# Given data start
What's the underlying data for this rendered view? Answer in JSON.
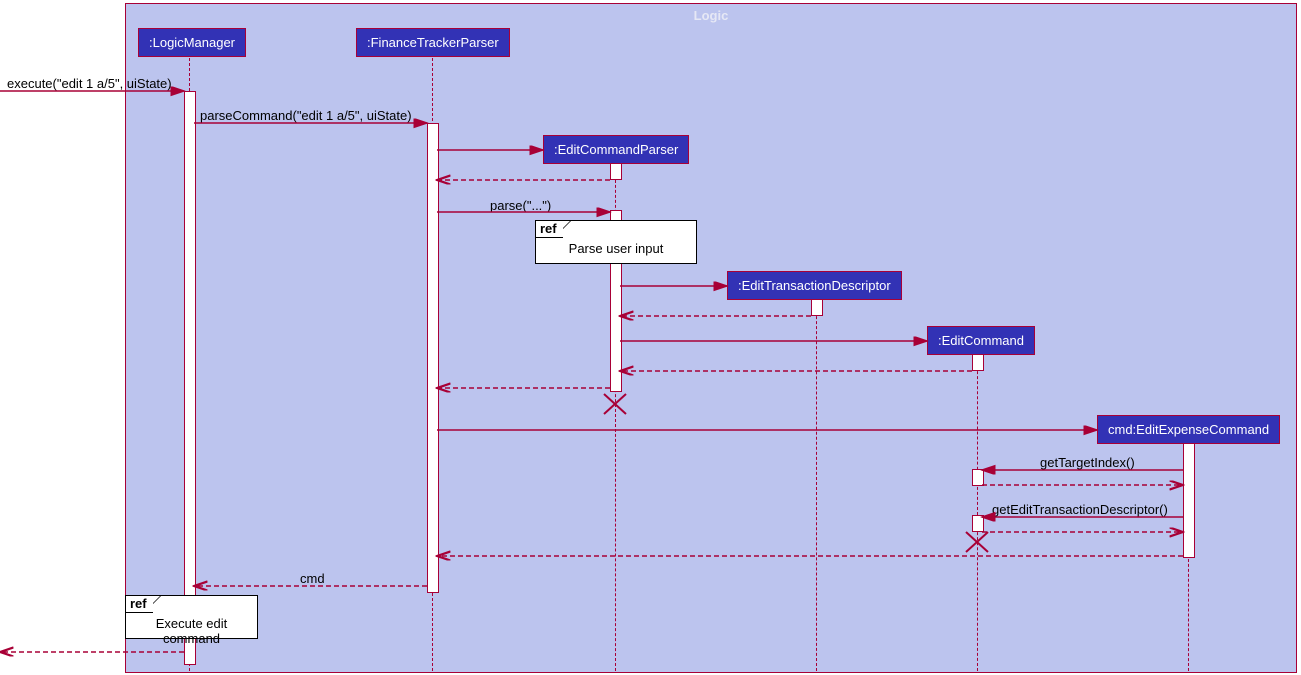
{
  "frame": {
    "title": "Logic"
  },
  "participants": {
    "logic_manager": ":LogicManager",
    "finance_tracker_parser": ":FinanceTrackerParser",
    "edit_command_parser": ":EditCommandParser",
    "edit_transaction_descriptor": ":EditTransactionDescriptor",
    "edit_command": ":EditCommand",
    "edit_expense_command": "cmd:EditExpenseCommand"
  },
  "messages": {
    "execute": "execute(\"edit 1 a/5\", uiState)",
    "parse_command": "parseCommand(\"edit 1 a/5\", uiState)",
    "parse": "parse(\"...\")",
    "get_target_index": "getTargetIndex()",
    "get_edit_tx_desc": "getEditTransactionDescriptor()",
    "return_cmd": "cmd"
  },
  "refs": {
    "parse_user_input": {
      "tag": "ref",
      "text": "Parse user input"
    },
    "execute_edit": {
      "tag": "ref",
      "text": "Execute edit command"
    }
  }
}
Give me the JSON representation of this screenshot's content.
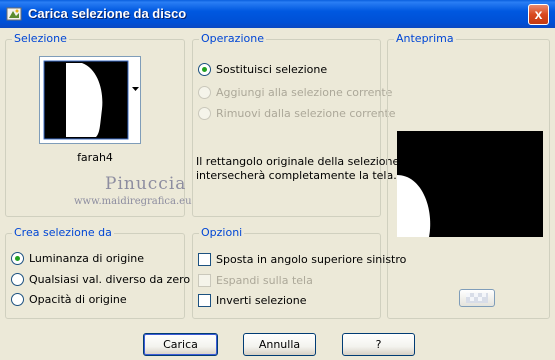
{
  "window": {
    "title": "Carica selezione da disco",
    "close_label": "x"
  },
  "selezione": {
    "group_label": "Selezione",
    "file_name": "farah4"
  },
  "operazione": {
    "group_label": "Operazione",
    "options": [
      {
        "label": "Sostituisci selezione",
        "checked": true,
        "enabled": true
      },
      {
        "label": "Aggiungi alla selezione corrente",
        "checked": false,
        "enabled": false
      },
      {
        "label": "Rimuovi dalla selezione corrente",
        "checked": false,
        "enabled": false
      }
    ],
    "description_line1": "Il rettangolo originale della selezione",
    "description_line2": "intersecherà completamente la tela."
  },
  "anteprima": {
    "group_label": "Anteprima"
  },
  "crea": {
    "group_label": "Crea selezione da",
    "options": [
      {
        "label": "Luminanza di origine",
        "checked": true
      },
      {
        "label": "Qualsiasi val. diverso da zero",
        "checked": false
      },
      {
        "label": "Opacità di origine",
        "checked": false
      }
    ]
  },
  "opzioni": {
    "group_label": "Opzioni",
    "options": [
      {
        "label": "Sposta in angolo superiore sinistro",
        "checked": false,
        "enabled": true
      },
      {
        "label": "Espandi sulla tela",
        "checked": false,
        "enabled": false
      },
      {
        "label": "Inverti selezione",
        "checked": false,
        "enabled": true
      }
    ]
  },
  "buttons": {
    "carica": "Carica",
    "annulla": "Annulla",
    "help": "?"
  },
  "watermark": {
    "line1": "Pinuccia",
    "line2": "www.maidiregrafica.eu"
  },
  "colors": {
    "titlebar": "#0058e0",
    "group_label": "#0046d5",
    "dialog_bg": "#ece9d8"
  },
  "icons": {
    "title": "app-icon",
    "dropdown": "dropdown-arrow-icon",
    "preview_button": "preview-toggle-icon"
  }
}
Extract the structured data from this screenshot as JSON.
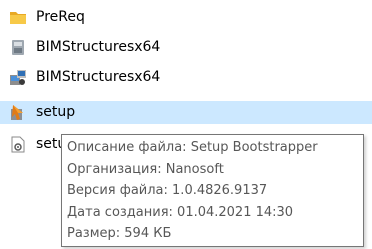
{
  "files": [
    {
      "name": "PreReq",
      "icon": "folder-icon"
    },
    {
      "name": "BIMStructuresx64",
      "icon": "disk-package-icon"
    },
    {
      "name": "BIMStructuresx64",
      "icon": "installer-package-icon"
    },
    {
      "name": "setup",
      "icon": "setup-exe-icon",
      "selected": true
    },
    {
      "name": "setup",
      "icon": "config-file-icon"
    }
  ],
  "tooltip": {
    "description": "Описание файла: Setup Bootstrapper",
    "company": "Организация: Nanosoft",
    "version": "Версия файла: 1.0.4826.9137",
    "created": "Дата создания: 01.04.2021 14:30",
    "size": "Размер: 594 КБ"
  },
  "colors": {
    "selection": "#cce8ff",
    "folder": "#f4c542",
    "tooltip_border": "#767676",
    "tooltip_text": "#575757"
  }
}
# Given data end
Your copy should hold every record word for word and none of the pictures.

▸ **Result of this exercise**
What's the underlying data for this rendered view? Answer in JSON.
{
  "frame": {
    "title": "Logic"
  },
  "participants": {
    "logic_manager": ":LogicManager",
    "finance_tracker_parser": ":FinanceTrackerParser",
    "edit_command_parser": ":EditCommandParser",
    "edit_transaction_descriptor": ":EditTransactionDescriptor",
    "edit_command": ":EditCommand",
    "edit_expense_command": "cmd:EditExpenseCommand"
  },
  "messages": {
    "execute": "execute(\"edit 1 a/5\", uiState)",
    "parse_command": "parseCommand(\"edit 1 a/5\", uiState)",
    "parse": "parse(\"...\")",
    "get_target_index": "getTargetIndex()",
    "get_edit_tx_desc": "getEditTransactionDescriptor()",
    "return_cmd": "cmd"
  },
  "refs": {
    "parse_user_input": {
      "tag": "ref",
      "text": "Parse user input"
    },
    "execute_edit": {
      "tag": "ref",
      "text": "Execute edit command"
    }
  }
}
Give me the JSON representation of this screenshot's content.
{
  "window": {
    "title": "Carica selezione da disco",
    "close_label": "x"
  },
  "selezione": {
    "group_label": "Selezione",
    "file_name": "farah4"
  },
  "operazione": {
    "group_label": "Operazione",
    "options": [
      {
        "label": "Sostituisci selezione",
        "checked": true,
        "enabled": true
      },
      {
        "label": "Aggiungi alla selezione corrente",
        "checked": false,
        "enabled": false
      },
      {
        "label": "Rimuovi dalla selezione corrente",
        "checked": false,
        "enabled": false
      }
    ],
    "description_line1": "Il rettangolo originale della selezione",
    "description_line2": "intersecherà completamente la tela."
  },
  "anteprima": {
    "group_label": "Anteprima"
  },
  "crea": {
    "group_label": "Crea selezione da",
    "options": [
      {
        "label": "Luminanza di origine",
        "checked": true
      },
      {
        "label": "Qualsiasi val. diverso da zero",
        "checked": false
      },
      {
        "label": "Opacità di origine",
        "checked": false
      }
    ]
  },
  "opzioni": {
    "group_label": "Opzioni",
    "options": [
      {
        "label": "Sposta in angolo superiore sinistro",
        "checked": false,
        "enabled": true
      },
      {
        "label": "Espandi sulla tela",
        "checked": false,
        "enabled": false
      },
      {
        "label": "Inverti selezione",
        "checked": false,
        "enabled": true
      }
    ]
  },
  "buttons": {
    "carica": "Carica",
    "annulla": "Annulla",
    "help": "?"
  },
  "watermark": {
    "line1": "Pinuccia",
    "line2": "www.maidiregrafica.eu"
  },
  "colors": {
    "titlebar": "#0058e0",
    "group_label": "#0046d5",
    "dialog_bg": "#ece9d8"
  },
  "icons": {
    "title": "app-icon",
    "dropdown": "dropdown-arrow-icon",
    "preview_button": "preview-toggle-icon"
  }
}
Extract the structured data from this screenshot as JSON.
{
  "files": [
    {
      "name": "PreReq",
      "icon": "folder-icon"
    },
    {
      "name": "BIMStructuresx64",
      "icon": "disk-package-icon"
    },
    {
      "name": "BIMStructuresx64",
      "icon": "installer-package-icon"
    },
    {
      "name": "setup",
      "icon": "setup-exe-icon",
      "selected": true
    },
    {
      "name": "setup",
      "icon": "config-file-icon"
    }
  ],
  "tooltip": {
    "description": "Описание файла: Setup Bootstrapper",
    "company": "Организация: Nanosoft",
    "version": "Версия файла: 1.0.4826.9137",
    "created": "Дата создания: 01.04.2021 14:30",
    "size": "Размер: 594 КБ"
  },
  "colors": {
    "selection": "#cce8ff",
    "folder": "#f4c542",
    "tooltip_border": "#767676",
    "tooltip_text": "#575757"
  }
}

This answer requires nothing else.